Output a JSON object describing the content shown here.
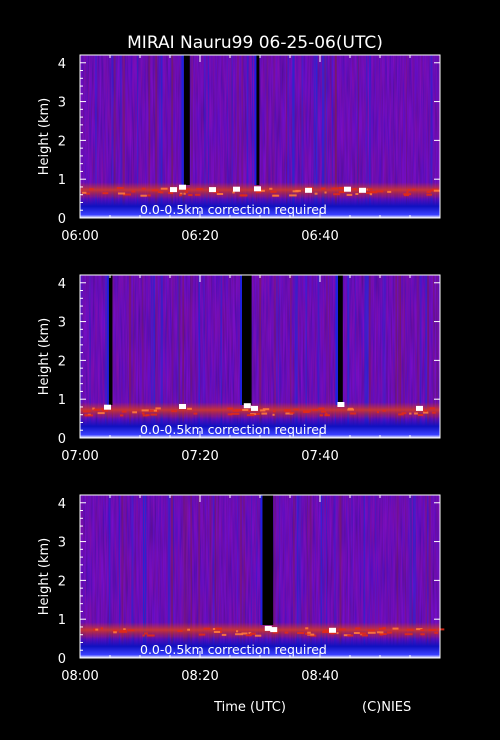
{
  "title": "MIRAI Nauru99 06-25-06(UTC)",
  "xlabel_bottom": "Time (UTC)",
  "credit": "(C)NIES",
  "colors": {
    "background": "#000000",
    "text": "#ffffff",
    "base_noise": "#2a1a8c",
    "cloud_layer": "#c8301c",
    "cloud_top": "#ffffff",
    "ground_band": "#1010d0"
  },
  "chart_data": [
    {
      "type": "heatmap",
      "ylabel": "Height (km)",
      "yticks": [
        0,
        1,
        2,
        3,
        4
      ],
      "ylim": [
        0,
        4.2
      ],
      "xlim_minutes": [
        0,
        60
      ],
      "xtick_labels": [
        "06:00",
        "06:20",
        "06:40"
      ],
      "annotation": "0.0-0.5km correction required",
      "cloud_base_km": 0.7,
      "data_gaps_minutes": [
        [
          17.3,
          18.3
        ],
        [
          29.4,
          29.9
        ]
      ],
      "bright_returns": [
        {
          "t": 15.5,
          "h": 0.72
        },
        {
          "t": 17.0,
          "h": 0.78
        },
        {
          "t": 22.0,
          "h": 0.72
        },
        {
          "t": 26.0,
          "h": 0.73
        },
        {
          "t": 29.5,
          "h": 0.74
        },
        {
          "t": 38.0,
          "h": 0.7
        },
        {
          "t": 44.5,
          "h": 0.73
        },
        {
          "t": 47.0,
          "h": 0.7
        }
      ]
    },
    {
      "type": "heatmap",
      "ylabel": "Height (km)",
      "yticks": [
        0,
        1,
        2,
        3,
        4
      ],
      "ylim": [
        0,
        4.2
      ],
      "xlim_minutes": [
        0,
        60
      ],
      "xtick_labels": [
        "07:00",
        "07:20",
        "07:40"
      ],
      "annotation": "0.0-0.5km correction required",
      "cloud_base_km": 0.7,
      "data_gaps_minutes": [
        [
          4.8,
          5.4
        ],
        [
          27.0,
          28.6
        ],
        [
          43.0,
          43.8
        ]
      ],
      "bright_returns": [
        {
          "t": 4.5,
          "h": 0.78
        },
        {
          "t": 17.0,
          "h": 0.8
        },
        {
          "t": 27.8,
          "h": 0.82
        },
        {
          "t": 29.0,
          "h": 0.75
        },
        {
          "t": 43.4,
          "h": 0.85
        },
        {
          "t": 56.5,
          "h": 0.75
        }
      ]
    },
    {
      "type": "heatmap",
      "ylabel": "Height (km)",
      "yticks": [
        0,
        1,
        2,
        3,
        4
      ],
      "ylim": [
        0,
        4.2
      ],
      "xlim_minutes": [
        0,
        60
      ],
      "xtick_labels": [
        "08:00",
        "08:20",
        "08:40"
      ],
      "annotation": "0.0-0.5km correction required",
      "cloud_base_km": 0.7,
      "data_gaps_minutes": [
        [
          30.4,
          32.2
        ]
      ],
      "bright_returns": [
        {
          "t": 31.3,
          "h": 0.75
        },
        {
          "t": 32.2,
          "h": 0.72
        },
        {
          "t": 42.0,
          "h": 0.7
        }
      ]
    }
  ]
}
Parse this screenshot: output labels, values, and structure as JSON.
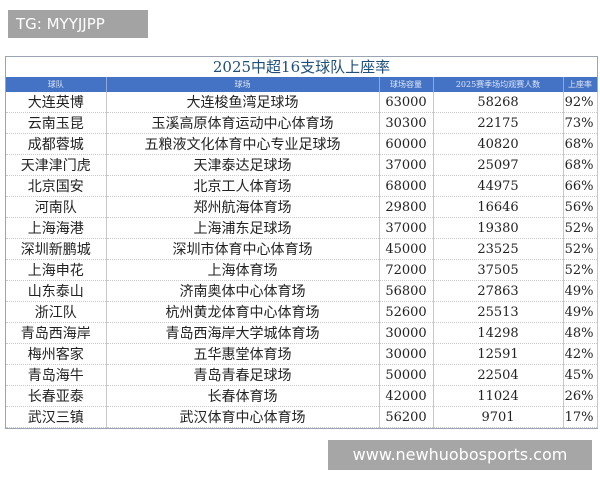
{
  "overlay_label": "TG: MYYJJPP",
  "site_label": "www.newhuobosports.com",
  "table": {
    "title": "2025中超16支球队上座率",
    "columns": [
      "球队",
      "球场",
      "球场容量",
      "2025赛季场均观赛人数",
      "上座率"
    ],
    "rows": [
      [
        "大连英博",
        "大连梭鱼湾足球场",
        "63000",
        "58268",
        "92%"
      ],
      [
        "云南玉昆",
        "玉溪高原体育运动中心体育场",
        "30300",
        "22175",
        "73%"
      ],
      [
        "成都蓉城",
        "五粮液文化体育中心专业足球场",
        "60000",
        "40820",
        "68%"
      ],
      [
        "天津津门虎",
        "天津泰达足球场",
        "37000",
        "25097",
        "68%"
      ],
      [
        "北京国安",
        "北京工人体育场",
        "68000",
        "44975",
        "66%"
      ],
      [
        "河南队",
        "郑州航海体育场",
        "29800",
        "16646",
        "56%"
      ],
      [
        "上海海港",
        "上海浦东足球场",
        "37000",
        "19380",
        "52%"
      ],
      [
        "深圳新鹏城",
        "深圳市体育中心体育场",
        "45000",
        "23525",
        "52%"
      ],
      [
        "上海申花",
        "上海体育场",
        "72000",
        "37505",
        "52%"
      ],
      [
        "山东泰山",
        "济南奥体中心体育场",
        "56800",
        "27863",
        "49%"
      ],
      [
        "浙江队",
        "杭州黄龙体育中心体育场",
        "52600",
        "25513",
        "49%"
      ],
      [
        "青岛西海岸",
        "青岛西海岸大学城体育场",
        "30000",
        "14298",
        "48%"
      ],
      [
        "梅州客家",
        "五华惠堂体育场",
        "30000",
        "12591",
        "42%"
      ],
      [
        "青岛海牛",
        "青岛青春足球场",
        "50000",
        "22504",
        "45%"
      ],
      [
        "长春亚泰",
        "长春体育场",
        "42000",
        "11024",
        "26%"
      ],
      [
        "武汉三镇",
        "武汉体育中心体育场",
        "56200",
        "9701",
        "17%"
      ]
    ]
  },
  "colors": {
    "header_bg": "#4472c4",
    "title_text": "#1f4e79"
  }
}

......

Nothing in the entries should change as you copy them, except that the pictures are left out.

- [EXERCISE ANSWER]
Output a JSON object describing the content shown here.
{
  "title": "MIRAI Nauru99 06-25-06(UTC)",
  "xlabel_bottom": "Time (UTC)",
  "credit": "(C)NIES",
  "colors": {
    "background": "#000000",
    "text": "#ffffff",
    "base_noise": "#2a1a8c",
    "cloud_layer": "#c8301c",
    "cloud_top": "#ffffff",
    "ground_band": "#1010d0"
  },
  "chart_data": [
    {
      "type": "heatmap",
      "ylabel": "Height (km)",
      "yticks": [
        0,
        1,
        2,
        3,
        4
      ],
      "ylim": [
        0,
        4.2
      ],
      "xlim_minutes": [
        0,
        60
      ],
      "xtick_labels": [
        "06:00",
        "06:20",
        "06:40"
      ],
      "annotation": "0.0-0.5km correction required",
      "cloud_base_km": 0.7,
      "data_gaps_minutes": [
        [
          17.3,
          18.3
        ],
        [
          29.4,
          29.9
        ]
      ],
      "bright_returns": [
        {
          "t": 15.5,
          "h": 0.72
        },
        {
          "t": 17.0,
          "h": 0.78
        },
        {
          "t": 22.0,
          "h": 0.72
        },
        {
          "t": 26.0,
          "h": 0.73
        },
        {
          "t": 29.5,
          "h": 0.74
        },
        {
          "t": 38.0,
          "h": 0.7
        },
        {
          "t": 44.5,
          "h": 0.73
        },
        {
          "t": 47.0,
          "h": 0.7
        }
      ]
    },
    {
      "type": "heatmap",
      "ylabel": "Height (km)",
      "yticks": [
        0,
        1,
        2,
        3,
        4
      ],
      "ylim": [
        0,
        4.2
      ],
      "xlim_minutes": [
        0,
        60
      ],
      "xtick_labels": [
        "07:00",
        "07:20",
        "07:40"
      ],
      "annotation": "0.0-0.5km correction required",
      "cloud_base_km": 0.7,
      "data_gaps_minutes": [
        [
          4.8,
          5.4
        ],
        [
          27.0,
          28.6
        ],
        [
          43.0,
          43.8
        ]
      ],
      "bright_returns": [
        {
          "t": 4.5,
          "h": 0.78
        },
        {
          "t": 17.0,
          "h": 0.8
        },
        {
          "t": 27.8,
          "h": 0.82
        },
        {
          "t": 29.0,
          "h": 0.75
        },
        {
          "t": 43.4,
          "h": 0.85
        },
        {
          "t": 56.5,
          "h": 0.75
        }
      ]
    },
    {
      "type": "heatmap",
      "ylabel": "Height (km)",
      "yticks": [
        0,
        1,
        2,
        3,
        4
      ],
      "ylim": [
        0,
        4.2
      ],
      "xlim_minutes": [
        0,
        60
      ],
      "xtick_labels": [
        "08:00",
        "08:20",
        "08:40"
      ],
      "annotation": "0.0-0.5km correction required",
      "cloud_base_km": 0.7,
      "data_gaps_minutes": [
        [
          30.4,
          32.2
        ]
      ],
      "bright_returns": [
        {
          "t": 31.3,
          "h": 0.75
        },
        {
          "t": 32.2,
          "h": 0.72
        },
        {
          "t": 42.0,
          "h": 0.7
        }
      ]
    }
  ]
}
Parse this screenshot: output labels, values, and structure as JSON.
{
  "overlay_label": "TG: MYYJJPP",
  "site_label": "www.newhuobosports.com",
  "table": {
    "title": "2025中超16支球队上座率",
    "columns": [
      "球队",
      "球场",
      "球场容量",
      "2025赛季场均观赛人数",
      "上座率"
    ],
    "rows": [
      [
        "大连英博",
        "大连梭鱼湾足球场",
        "63000",
        "58268",
        "92%"
      ],
      [
        "云南玉昆",
        "玉溪高原体育运动中心体育场",
        "30300",
        "22175",
        "73%"
      ],
      [
        "成都蓉城",
        "五粮液文化体育中心专业足球场",
        "60000",
        "40820",
        "68%"
      ],
      [
        "天津津门虎",
        "天津泰达足球场",
        "37000",
        "25097",
        "68%"
      ],
      [
        "北京国安",
        "北京工人体育场",
        "68000",
        "44975",
        "66%"
      ],
      [
        "河南队",
        "郑州航海体育场",
        "29800",
        "16646",
        "56%"
      ],
      [
        "上海海港",
        "上海浦东足球场",
        "37000",
        "19380",
        "52%"
      ],
      [
        "深圳新鹏城",
        "深圳市体育中心体育场",
        "45000",
        "23525",
        "52%"
      ],
      [
        "上海申花",
        "上海体育场",
        "72000",
        "37505",
        "52%"
      ],
      [
        "山东泰山",
        "济南奥体中心体育场",
        "56800",
        "27863",
        "49%"
      ],
      [
        "浙江队",
        "杭州黄龙体育中心体育场",
        "52600",
        "25513",
        "49%"
      ],
      [
        "青岛西海岸",
        "青岛西海岸大学城体育场",
        "30000",
        "14298",
        "48%"
      ],
      [
        "梅州客家",
        "五华惠堂体育场",
        "30000",
        "12591",
        "42%"
      ],
      [
        "青岛海牛",
        "青岛青春足球场",
        "50000",
        "22504",
        "45%"
      ],
      [
        "长春亚泰",
        "长春体育场",
        "42000",
        "11024",
        "26%"
      ],
      [
        "武汉三镇",
        "武汉体育中心体育场",
        "56200",
        "9701",
        "17%"
      ]
    ]
  },
  "colors": {
    "header_bg": "#4472c4",
    "title_text": "#1f4e79"
  }
}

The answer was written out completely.